--- Start Given entries ---

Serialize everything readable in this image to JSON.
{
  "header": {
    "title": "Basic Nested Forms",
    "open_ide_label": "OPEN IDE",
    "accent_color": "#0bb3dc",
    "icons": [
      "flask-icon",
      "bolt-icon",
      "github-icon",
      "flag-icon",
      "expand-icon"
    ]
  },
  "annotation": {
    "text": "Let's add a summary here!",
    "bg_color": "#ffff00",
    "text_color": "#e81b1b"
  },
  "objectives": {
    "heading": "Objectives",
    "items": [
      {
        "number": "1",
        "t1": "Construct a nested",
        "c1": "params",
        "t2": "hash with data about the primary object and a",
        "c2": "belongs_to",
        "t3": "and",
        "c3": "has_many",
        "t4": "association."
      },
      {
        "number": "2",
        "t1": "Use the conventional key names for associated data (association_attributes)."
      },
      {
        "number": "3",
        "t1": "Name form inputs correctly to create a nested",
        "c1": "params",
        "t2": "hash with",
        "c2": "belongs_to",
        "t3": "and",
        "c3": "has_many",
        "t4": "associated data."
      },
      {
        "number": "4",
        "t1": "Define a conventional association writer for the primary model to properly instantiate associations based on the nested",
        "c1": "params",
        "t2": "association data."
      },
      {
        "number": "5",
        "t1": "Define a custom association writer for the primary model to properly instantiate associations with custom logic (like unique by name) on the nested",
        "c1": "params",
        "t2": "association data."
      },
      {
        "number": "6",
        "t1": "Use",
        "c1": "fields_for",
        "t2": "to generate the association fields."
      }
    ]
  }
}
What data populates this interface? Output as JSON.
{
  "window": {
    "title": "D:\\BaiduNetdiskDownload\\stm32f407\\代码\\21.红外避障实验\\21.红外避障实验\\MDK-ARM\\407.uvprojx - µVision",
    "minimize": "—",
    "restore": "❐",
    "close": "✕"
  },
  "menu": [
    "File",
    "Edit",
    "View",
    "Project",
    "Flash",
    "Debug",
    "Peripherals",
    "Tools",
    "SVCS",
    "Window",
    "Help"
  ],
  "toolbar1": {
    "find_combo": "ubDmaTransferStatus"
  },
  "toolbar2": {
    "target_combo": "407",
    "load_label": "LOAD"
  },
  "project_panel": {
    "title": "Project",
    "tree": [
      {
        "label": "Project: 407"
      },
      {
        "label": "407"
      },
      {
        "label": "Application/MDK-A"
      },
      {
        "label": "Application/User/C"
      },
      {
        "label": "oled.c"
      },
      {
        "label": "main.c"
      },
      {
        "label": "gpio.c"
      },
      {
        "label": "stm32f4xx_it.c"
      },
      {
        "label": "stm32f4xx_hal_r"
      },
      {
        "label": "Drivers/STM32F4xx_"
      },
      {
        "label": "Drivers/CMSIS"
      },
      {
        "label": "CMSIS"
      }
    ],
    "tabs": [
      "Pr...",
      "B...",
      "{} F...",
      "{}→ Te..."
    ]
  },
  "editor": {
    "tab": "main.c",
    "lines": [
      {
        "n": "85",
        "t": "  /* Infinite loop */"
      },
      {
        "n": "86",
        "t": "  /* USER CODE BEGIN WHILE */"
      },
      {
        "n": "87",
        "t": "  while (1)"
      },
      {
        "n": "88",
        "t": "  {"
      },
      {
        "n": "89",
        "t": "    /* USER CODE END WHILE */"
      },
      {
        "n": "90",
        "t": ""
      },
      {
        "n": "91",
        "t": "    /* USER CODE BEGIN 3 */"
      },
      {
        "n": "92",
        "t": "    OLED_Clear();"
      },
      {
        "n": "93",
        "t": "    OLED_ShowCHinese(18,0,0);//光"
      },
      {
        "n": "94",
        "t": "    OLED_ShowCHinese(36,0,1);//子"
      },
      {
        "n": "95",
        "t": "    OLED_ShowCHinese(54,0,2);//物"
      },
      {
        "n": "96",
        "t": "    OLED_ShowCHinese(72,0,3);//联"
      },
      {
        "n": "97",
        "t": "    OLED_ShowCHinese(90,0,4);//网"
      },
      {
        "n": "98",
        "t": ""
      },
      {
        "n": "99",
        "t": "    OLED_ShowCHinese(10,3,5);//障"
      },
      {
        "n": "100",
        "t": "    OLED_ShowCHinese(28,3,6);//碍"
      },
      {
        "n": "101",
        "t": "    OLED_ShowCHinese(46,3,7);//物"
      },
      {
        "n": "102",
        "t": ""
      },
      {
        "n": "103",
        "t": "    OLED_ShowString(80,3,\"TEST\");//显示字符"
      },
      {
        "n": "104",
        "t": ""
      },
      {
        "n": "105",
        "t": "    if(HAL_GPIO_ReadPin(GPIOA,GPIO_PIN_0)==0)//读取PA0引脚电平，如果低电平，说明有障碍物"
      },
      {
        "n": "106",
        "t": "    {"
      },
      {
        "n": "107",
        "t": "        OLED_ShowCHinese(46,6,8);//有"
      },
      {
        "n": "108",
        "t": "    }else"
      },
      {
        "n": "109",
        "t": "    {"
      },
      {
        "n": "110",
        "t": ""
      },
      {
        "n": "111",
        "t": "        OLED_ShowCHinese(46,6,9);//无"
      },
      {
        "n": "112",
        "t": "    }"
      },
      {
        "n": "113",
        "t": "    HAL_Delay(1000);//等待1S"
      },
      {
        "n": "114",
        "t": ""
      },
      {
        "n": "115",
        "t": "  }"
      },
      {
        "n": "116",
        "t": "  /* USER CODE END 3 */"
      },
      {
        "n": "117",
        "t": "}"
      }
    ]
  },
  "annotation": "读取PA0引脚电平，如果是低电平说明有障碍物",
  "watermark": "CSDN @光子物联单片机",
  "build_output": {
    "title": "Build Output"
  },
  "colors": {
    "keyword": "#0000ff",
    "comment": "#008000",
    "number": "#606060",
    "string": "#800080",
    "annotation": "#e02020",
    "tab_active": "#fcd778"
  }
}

--- End Given entries ---

Work to be completed:
Pull every line containing "conventional" from the data.

Reply to the task:
        "t1": "Use the conventional key names for associated data (association_attributes)."
        "t1": "Define a conventional association writer for the primary model to properly instantiate associations based on the nested",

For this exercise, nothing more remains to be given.